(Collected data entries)
******
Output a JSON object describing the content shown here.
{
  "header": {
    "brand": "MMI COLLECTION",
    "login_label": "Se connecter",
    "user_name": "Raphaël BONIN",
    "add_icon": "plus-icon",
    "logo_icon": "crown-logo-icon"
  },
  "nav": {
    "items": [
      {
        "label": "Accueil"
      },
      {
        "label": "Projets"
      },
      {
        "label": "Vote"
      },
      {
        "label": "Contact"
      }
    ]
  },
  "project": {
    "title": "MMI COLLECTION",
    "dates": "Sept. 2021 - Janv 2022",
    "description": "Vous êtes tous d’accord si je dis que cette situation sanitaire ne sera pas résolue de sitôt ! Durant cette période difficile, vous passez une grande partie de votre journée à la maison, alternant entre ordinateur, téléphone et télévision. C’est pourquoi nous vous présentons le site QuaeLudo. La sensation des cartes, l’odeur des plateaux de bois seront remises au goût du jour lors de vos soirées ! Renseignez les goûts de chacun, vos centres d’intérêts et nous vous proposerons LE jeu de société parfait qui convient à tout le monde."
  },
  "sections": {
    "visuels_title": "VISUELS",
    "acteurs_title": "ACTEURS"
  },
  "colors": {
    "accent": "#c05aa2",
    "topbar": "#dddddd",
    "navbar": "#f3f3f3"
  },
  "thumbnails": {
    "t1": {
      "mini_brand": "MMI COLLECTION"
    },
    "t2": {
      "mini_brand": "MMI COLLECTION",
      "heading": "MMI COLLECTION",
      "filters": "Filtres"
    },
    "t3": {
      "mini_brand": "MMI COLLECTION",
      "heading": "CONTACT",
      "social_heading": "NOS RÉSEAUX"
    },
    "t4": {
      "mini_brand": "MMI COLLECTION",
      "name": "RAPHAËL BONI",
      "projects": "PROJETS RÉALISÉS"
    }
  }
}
******
_Task to complete_
Return all lines containing "COLLECTION".

_Result for this exercise_
    "brand": "MMI COLLECTION",
    "title": "MMI COLLECTION",
      "mini_brand": "MMI COLLECTION"
      "mini_brand": "MMI COLLECTION",
      "heading": "MMI COLLECTION",
      "mini_brand": "MMI COLLECTION",
      "mini_brand": "MMI COLLECTION",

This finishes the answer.